Task instructions = Transcribe the material below exactly as it appears.

Exercise inputs =

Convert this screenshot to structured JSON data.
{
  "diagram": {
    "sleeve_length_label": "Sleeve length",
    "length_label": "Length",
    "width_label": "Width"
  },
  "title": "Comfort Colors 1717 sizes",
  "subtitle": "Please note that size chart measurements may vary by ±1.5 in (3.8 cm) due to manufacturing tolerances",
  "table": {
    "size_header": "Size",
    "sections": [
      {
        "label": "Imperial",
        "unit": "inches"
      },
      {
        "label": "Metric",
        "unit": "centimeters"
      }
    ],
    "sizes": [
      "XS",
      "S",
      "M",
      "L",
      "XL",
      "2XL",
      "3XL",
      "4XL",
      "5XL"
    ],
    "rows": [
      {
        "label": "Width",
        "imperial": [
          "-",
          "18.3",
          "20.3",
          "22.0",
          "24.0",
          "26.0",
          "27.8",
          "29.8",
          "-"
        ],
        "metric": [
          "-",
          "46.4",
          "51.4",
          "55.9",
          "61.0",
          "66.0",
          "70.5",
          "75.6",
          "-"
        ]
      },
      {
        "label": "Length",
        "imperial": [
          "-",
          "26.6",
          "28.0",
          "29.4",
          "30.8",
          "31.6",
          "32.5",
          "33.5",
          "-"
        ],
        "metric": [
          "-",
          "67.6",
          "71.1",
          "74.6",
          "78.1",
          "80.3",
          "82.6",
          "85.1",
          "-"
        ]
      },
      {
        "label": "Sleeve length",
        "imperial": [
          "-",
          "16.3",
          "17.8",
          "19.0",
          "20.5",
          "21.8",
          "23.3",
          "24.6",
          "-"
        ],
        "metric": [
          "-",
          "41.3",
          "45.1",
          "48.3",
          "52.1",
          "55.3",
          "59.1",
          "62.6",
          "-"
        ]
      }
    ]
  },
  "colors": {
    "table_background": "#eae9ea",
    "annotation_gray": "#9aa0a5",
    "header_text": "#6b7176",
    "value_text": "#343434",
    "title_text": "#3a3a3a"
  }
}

Written answer =
Convert this screenshot to structured JSON data.
{
  "diagram": {
    "sleeve_length_label": "Sleeve length",
    "length_label": "Length",
    "width_label": "Width"
  },
  "title": "Comfort Colors 1717 sizes",
  "subtitle": "Please note that size chart measurements may vary by ±1.5 in (3.8 cm) due to manufacturing tolerances",
  "table": {
    "size_header": "Size",
    "sections": [
      {
        "label": "Imperial",
        "unit": "inches"
      },
      {
        "label": "Metric",
        "unit": "centimeters"
      }
    ],
    "sizes": [
      "XS",
      "S",
      "M",
      "L",
      "XL",
      "2XL",
      "3XL",
      "4XL",
      "5XL"
    ],
    "rows": [
      {
        "label": "Width",
        "imperial": [
          "-",
          "18.3",
          "20.3",
          "22.0",
          "24.0",
          "26.0",
          "27.8",
          "29.8",
          "-"
        ],
        "metric": [
          "-",
          "46.4",
          "51.4",
          "55.9",
          "61.0",
          "66.0",
          "70.5",
          "75.6",
          "-"
        ]
      },
      {
        "label": "Length",
        "imperial": [
          "-",
          "26.6",
          "28.0",
          "29.4",
          "30.8",
          "31.6",
          "32.5",
          "33.5",
          "-"
        ],
        "metric": [
          "-",
          "67.6",
          "71.1",
          "74.6",
          "78.1",
          "80.3",
          "82.6",
          "85.1",
          "-"
        ]
      },
      {
        "label": "Sleeve length",
        "imperial": [
          "-",
          "16.3",
          "17.8",
          "19.0",
          "20.5",
          "21.8",
          "23.3",
          "24.6",
          "-"
        ],
        "metric": [
          "-",
          "41.3",
          "45.1",
          "48.3",
          "52.1",
          "55.3",
          "59.1",
          "62.6",
          "-"
        ]
      }
    ]
  },
  "colors": {
    "table_background": "#eae9ea",
    "annotation_gray": "#9aa0a5",
    "header_text": "#6b7176",
    "value_text": "#343434",
    "title_text": "#3a3a3a"
  }
}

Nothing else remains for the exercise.